WORK INSTRUCTIONS:
Write out all lines holding the word "bottom".

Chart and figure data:
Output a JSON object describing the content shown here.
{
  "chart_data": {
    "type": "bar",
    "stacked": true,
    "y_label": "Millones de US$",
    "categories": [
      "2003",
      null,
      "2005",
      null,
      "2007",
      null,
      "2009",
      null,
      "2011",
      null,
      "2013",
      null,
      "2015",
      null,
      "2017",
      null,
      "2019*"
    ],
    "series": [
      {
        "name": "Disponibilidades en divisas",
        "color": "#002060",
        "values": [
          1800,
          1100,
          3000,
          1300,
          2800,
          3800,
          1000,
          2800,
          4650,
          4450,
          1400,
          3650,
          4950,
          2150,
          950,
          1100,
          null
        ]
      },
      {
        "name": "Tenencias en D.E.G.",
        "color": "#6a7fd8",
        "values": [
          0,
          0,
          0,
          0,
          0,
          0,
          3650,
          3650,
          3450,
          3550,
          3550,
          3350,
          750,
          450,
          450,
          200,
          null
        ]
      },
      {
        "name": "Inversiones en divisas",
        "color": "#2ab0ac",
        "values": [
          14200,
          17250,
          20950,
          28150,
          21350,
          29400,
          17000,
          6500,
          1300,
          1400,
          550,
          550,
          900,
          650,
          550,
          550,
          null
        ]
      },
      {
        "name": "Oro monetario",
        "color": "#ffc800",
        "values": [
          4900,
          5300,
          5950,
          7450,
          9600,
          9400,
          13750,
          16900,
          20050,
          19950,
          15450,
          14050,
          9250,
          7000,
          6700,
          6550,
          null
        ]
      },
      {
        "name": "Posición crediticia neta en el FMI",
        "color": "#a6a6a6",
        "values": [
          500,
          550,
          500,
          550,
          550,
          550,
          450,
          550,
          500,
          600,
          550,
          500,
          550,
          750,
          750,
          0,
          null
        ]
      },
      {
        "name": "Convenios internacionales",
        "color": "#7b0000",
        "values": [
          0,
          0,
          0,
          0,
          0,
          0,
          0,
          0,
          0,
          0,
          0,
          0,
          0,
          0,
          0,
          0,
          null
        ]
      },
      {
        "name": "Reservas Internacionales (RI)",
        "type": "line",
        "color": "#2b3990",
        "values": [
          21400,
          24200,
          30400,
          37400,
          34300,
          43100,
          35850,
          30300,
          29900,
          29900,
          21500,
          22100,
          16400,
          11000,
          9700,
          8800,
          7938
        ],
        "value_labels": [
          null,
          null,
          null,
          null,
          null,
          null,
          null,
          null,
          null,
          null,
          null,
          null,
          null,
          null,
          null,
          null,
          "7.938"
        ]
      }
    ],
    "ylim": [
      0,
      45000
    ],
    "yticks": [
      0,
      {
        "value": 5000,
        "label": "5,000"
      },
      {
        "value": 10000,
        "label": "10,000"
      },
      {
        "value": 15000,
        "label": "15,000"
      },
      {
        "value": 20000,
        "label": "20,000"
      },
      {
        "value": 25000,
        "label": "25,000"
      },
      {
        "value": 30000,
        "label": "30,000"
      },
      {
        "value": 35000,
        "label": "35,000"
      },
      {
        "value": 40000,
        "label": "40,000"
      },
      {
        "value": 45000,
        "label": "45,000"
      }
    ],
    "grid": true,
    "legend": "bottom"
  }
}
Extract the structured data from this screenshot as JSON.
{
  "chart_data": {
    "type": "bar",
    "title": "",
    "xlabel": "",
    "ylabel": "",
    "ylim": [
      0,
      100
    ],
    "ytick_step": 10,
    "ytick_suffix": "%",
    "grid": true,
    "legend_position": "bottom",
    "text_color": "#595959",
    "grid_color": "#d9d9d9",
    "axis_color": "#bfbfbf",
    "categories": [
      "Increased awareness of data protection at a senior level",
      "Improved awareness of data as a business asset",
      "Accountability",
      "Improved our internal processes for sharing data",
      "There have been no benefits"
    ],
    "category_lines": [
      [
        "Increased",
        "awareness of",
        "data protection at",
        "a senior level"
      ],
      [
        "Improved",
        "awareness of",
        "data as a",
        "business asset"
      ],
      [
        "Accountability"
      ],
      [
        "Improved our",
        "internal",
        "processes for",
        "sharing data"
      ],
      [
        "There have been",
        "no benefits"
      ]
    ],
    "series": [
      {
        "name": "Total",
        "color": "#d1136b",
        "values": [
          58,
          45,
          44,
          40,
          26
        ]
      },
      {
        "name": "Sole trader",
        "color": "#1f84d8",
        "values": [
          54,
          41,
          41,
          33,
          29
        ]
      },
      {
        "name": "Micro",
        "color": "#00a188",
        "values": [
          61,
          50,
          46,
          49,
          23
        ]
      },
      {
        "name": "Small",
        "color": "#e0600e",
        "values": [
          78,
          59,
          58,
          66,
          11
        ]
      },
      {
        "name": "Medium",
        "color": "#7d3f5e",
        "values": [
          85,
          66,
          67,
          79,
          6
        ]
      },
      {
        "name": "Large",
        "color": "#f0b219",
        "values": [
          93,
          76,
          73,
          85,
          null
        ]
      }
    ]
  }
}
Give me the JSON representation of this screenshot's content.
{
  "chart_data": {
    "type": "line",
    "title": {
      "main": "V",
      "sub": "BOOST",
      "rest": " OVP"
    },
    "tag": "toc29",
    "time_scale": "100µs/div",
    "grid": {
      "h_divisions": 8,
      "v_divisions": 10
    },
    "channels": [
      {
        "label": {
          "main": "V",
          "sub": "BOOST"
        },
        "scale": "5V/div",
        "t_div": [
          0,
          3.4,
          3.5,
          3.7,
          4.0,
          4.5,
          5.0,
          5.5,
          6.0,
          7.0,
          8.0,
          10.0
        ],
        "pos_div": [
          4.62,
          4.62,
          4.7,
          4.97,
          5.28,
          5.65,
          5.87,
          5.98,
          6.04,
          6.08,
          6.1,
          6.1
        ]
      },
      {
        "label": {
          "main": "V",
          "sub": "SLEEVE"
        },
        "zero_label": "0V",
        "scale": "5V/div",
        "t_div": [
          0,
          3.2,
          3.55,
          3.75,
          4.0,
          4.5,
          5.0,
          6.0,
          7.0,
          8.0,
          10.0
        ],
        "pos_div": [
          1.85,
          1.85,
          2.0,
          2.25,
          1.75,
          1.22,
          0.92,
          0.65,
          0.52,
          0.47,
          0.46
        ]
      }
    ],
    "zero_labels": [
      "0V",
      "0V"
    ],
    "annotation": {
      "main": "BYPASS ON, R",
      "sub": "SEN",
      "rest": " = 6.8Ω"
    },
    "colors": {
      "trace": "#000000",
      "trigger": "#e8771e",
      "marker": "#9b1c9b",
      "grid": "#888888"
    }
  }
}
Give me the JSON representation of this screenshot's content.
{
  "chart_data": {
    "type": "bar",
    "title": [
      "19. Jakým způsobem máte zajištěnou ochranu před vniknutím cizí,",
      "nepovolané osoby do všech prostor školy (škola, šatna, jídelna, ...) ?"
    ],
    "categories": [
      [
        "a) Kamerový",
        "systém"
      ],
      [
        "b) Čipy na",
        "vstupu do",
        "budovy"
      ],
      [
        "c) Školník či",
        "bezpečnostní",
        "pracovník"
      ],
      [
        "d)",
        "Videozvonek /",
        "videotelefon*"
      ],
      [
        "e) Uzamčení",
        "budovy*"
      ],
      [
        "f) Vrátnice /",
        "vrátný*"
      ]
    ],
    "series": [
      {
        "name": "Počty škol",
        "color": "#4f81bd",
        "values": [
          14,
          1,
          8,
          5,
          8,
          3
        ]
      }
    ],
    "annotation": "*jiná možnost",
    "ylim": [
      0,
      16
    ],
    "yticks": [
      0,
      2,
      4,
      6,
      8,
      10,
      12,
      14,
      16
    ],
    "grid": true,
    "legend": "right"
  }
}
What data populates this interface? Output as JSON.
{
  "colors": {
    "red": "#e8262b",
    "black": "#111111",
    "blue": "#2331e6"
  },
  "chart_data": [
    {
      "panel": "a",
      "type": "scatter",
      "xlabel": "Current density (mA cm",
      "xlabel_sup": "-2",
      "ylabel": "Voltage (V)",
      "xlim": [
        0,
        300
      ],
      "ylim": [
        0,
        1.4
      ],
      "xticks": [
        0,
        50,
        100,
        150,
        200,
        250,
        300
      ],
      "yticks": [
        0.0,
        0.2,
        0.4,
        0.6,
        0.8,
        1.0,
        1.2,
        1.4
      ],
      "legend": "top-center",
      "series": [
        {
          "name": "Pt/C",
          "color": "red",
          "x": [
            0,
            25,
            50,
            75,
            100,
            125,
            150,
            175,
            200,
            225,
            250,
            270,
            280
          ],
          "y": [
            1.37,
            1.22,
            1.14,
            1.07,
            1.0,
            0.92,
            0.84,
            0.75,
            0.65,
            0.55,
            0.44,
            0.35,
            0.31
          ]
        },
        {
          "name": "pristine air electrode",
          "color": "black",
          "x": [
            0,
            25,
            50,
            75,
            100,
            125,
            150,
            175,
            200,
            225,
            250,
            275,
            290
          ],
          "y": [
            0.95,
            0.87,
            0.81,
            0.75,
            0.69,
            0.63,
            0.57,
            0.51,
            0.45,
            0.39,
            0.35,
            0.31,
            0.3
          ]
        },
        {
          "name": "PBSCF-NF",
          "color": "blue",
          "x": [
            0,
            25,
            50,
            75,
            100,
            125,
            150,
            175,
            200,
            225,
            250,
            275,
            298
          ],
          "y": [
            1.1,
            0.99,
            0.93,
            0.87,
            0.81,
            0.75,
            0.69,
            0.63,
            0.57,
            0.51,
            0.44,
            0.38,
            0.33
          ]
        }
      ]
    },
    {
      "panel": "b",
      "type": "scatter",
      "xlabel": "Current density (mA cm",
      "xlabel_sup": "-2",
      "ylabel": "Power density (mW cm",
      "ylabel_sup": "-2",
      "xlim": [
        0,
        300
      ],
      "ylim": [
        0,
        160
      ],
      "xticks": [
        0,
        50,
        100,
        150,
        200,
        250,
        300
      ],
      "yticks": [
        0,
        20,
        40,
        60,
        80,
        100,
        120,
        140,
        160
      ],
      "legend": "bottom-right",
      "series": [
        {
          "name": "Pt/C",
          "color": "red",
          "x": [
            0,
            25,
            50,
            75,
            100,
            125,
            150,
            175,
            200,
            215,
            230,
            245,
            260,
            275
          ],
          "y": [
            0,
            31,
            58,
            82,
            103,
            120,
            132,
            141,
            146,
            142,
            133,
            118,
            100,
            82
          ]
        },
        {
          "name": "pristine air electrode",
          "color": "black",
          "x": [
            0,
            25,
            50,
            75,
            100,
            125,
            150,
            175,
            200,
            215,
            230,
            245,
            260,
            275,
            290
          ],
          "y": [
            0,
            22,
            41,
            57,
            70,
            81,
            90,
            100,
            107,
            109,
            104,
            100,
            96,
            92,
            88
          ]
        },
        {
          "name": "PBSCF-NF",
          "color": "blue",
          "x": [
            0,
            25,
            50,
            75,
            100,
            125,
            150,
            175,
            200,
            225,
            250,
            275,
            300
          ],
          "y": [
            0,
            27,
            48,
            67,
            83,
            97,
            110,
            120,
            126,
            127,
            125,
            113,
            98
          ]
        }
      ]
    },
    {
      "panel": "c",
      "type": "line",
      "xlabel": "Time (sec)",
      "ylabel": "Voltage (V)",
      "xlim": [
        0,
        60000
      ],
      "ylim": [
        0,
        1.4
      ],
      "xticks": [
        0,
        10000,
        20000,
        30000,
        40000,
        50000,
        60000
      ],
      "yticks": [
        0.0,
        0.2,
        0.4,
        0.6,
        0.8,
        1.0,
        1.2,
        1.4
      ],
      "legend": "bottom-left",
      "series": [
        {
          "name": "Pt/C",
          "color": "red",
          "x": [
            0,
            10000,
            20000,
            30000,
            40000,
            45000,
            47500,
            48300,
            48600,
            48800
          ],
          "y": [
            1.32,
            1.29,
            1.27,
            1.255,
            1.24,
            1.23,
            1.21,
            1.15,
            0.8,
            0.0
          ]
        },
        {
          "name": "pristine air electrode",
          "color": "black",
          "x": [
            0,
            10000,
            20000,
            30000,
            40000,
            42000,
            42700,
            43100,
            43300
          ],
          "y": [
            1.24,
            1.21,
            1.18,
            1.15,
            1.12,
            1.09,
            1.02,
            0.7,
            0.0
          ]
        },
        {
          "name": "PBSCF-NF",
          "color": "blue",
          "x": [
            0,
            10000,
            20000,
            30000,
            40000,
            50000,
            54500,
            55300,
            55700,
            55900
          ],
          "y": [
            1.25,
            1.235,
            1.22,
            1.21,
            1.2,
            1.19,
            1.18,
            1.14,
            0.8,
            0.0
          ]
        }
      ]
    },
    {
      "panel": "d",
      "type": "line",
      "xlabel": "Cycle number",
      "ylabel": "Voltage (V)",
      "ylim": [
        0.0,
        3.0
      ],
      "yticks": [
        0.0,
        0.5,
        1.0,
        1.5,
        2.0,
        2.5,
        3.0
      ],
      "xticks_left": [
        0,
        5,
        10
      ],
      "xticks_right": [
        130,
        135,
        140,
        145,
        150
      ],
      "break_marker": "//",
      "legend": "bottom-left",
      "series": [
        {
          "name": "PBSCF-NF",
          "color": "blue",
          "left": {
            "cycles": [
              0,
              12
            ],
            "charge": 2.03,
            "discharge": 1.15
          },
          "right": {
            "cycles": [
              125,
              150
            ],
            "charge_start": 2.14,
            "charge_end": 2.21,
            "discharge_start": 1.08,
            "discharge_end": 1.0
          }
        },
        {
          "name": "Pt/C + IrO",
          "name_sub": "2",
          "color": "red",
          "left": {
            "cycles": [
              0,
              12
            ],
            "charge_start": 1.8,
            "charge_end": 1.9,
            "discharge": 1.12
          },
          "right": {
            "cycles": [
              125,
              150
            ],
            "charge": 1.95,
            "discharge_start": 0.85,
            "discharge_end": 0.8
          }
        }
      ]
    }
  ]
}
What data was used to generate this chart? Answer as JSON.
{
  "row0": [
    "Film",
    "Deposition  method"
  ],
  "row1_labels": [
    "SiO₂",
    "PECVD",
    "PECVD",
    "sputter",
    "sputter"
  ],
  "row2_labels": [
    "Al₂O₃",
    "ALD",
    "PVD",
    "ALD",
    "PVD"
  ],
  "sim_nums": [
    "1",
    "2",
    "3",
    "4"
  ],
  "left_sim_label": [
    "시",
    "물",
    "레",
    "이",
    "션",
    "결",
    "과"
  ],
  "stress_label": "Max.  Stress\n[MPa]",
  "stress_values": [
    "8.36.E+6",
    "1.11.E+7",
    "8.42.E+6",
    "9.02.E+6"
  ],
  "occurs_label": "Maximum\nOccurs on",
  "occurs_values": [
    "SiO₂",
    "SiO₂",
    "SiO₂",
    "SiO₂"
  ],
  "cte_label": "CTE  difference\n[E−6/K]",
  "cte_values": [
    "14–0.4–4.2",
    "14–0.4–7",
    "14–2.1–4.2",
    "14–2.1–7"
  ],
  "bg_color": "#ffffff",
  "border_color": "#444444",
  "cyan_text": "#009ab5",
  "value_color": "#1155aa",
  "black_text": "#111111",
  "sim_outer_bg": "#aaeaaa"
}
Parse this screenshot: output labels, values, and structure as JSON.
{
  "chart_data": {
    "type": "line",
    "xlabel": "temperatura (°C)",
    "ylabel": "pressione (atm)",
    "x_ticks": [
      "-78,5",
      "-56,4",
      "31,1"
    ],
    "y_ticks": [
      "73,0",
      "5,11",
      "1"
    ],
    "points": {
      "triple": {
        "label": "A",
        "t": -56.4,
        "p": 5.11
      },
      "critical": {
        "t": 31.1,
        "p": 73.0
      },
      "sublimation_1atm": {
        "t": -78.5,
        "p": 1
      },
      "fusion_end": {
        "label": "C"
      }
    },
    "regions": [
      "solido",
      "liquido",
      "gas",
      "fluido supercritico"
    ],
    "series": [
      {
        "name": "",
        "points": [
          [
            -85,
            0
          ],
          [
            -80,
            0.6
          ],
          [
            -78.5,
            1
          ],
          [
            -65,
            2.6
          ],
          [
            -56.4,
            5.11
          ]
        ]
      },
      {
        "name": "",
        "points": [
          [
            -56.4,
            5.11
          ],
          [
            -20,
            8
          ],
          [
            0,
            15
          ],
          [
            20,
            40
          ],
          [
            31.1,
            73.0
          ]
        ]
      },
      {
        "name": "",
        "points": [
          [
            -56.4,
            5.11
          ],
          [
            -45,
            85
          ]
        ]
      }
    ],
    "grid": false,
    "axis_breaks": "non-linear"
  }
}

THE OUTPUT:
    "legend": "bottom"
    "legend_position": "bottom",
      "legend": "bottom-right",
      "legend": "bottom-left",
      "legend": "bottom-left",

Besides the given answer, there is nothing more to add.